*SET PROBLEM:*
Your task is to transcribe all of the data below exactly, omitting the images.

══ MATERIALS PROVIDED ══

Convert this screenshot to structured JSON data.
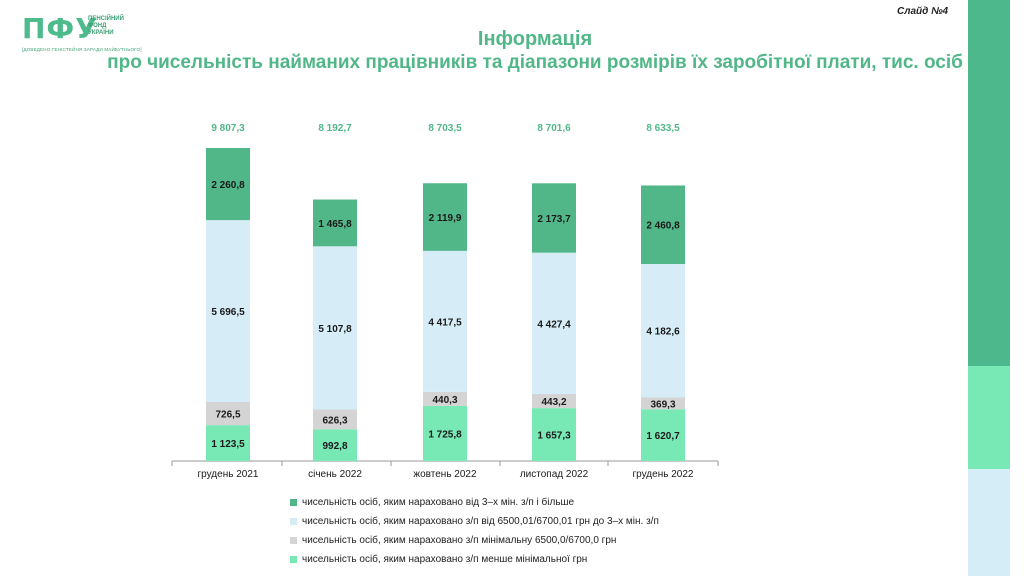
{
  "header": {
    "logo_mark": "ПФУ",
    "logo_lines": [
      "ПЕНСІЙНИЙ",
      "ФОНД",
      "УКРАЇНИ"
    ],
    "logo_sub": "[ДОВЕДЕНО ГЕНІСТЕЙНЯ ЗАРАДИ МАЙБУТНЬОГО]",
    "slide_number": "Слайд №4",
    "title_line1": "Інформація",
    "title_line2": "про чисельність найманих працівників та діапазони розмірів їх заробітної плати, тис. осіб"
  },
  "colors": {
    "title": "#52b788",
    "series": [
      "#52b788",
      "#d6edf8",
      "#d4d4d4",
      "#78e8b5"
    ],
    "side_bands": [
      "#4db88c",
      "#78e8b5",
      "#d5edf7"
    ]
  },
  "chart_data": {
    "type": "bar",
    "stacked": true,
    "categories": [
      "грудень 2021",
      "січень 2022",
      "жовтень 2022",
      "листопад 2022",
      "грудень 2022"
    ],
    "totals": [
      9807.3,
      8192.7,
      8703.5,
      8701.6,
      8633.5
    ],
    "total_labels": [
      "9 807,3",
      "8 192,7",
      "8 703,5",
      "8 701,6",
      "8 633,5"
    ],
    "series": [
      {
        "name": "чисельність осіб, яким нараховано з/п менше мінімальної грн",
        "values": [
          1123.5,
          992.8,
          1725.8,
          1657.3,
          1620.7
        ],
        "labels": [
          "1 123,5",
          "992,8",
          "1 725,8",
          "1 657,3",
          "1 620,7"
        ],
        "color": "#78e8b5"
      },
      {
        "name": "чисельність осіб, яким нараховано з/п  мінімальну 6500,0/6700,0 грн",
        "values": [
          726.5,
          626.3,
          440.3,
          443.2,
          369.3
        ],
        "labels": [
          "726,5",
          "626,3",
          "440,3",
          "443,2",
          "369,3"
        ],
        "color": "#d4d4d4"
      },
      {
        "name": "чисельність осіб, яким нараховано з/п від 6500,01/6700,01 грн до 3–х мін. з/п",
        "values": [
          5696.5,
          5107.8,
          4417.5,
          4427.4,
          4182.6
        ],
        "labels": [
          "5 696,5",
          "5 107,8",
          "4 417,5",
          "4 427,4",
          "4 182,6"
        ],
        "color": "#d6edf8"
      },
      {
        "name": "чисельність осіб, яким нараховано від 3–х мін. з/п і більше",
        "values": [
          2260.8,
          1465.8,
          2119.9,
          2173.7,
          2460.8
        ],
        "labels": [
          "2 260,8",
          "1 465,8",
          "2 119,9",
          "2 173,7",
          "2 460,8"
        ],
        "color": "#52b788"
      }
    ],
    "legend": [
      "чисельність осіб, яким нараховано від 3–х мін. з/п і більше",
      "чисельність осіб, яким нараховано з/п від 6500,01/6700,01 грн до 3–х мін. з/п",
      "чисельність осіб, яким нараховано з/п  мінімальну 6500,0/6700,0 грн",
      "чисельність осіб, яким нараховано з/п менше мінімальної грн"
    ],
    "legend_placement": "bottom",
    "grid": false
  }
}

═══

*CORRECT OUTPUT:*
Convert this screenshot to structured JSON data.
{
  "header": {
    "logo_mark": "ПФУ",
    "logo_lines": [
      "ПЕНСІЙНИЙ",
      "ФОНД",
      "УКРАЇНИ"
    ],
    "logo_sub": "[ДОВЕДЕНО ГЕНІСТЕЙНЯ ЗАРАДИ МАЙБУТНЬОГО]",
    "slide_number": "Слайд №4",
    "title_line1": "Інформація",
    "title_line2": "про чисельність найманих працівників та діапазони розмірів їх заробітної плати, тис. осіб"
  },
  "colors": {
    "title": "#52b788",
    "series": [
      "#52b788",
      "#d6edf8",
      "#d4d4d4",
      "#78e8b5"
    ],
    "side_bands": [
      "#4db88c",
      "#78e8b5",
      "#d5edf7"
    ]
  },
  "chart_data": {
    "type": "bar",
    "stacked": true,
    "categories": [
      "грудень 2021",
      "січень 2022",
      "жовтень 2022",
      "листопад 2022",
      "грудень 2022"
    ],
    "totals": [
      9807.3,
      8192.7,
      8703.5,
      8701.6,
      8633.5
    ],
    "total_labels": [
      "9 807,3",
      "8 192,7",
      "8 703,5",
      "8 701,6",
      "8 633,5"
    ],
    "series": [
      {
        "name": "чисельність осіб, яким нараховано з/п менше мінімальної грн",
        "values": [
          1123.5,
          992.8,
          1725.8,
          1657.3,
          1620.7
        ],
        "labels": [
          "1 123,5",
          "992,8",
          "1 725,8",
          "1 657,3",
          "1 620,7"
        ],
        "color": "#78e8b5"
      },
      {
        "name": "чисельність осіб, яким нараховано з/п  мінімальну 6500,0/6700,0 грн",
        "values": [
          726.5,
          626.3,
          440.3,
          443.2,
          369.3
        ],
        "labels": [
          "726,5",
          "626,3",
          "440,3",
          "443,2",
          "369,3"
        ],
        "color": "#d4d4d4"
      },
      {
        "name": "чисельність осіб, яким нараховано з/п від 6500,01/6700,01 грн до 3–х мін. з/п",
        "values": [
          5696.5,
          5107.8,
          4417.5,
          4427.4,
          4182.6
        ],
        "labels": [
          "5 696,5",
          "5 107,8",
          "4 417,5",
          "4 427,4",
          "4 182,6"
        ],
        "color": "#d6edf8"
      },
      {
        "name": "чисельність осіб, яким нараховано від 3–х мін. з/п і більше",
        "values": [
          2260.8,
          1465.8,
          2119.9,
          2173.7,
          2460.8
        ],
        "labels": [
          "2 260,8",
          "1 465,8",
          "2 119,9",
          "2 173,7",
          "2 460,8"
        ],
        "color": "#52b788"
      }
    ],
    "legend": [
      "чисельність осіб, яким нараховано від 3–х мін. з/п і більше",
      "чисельність осіб, яким нараховано з/п від 6500,01/6700,01 грн до 3–х мін. з/п",
      "чисельність осіб, яким нараховано з/п  мінімальну 6500,0/6700,0 грн",
      "чисельність осіб, яким нараховано з/п менше мінімальної грн"
    ],
    "legend_placement": "bottom",
    "grid": false
  }
}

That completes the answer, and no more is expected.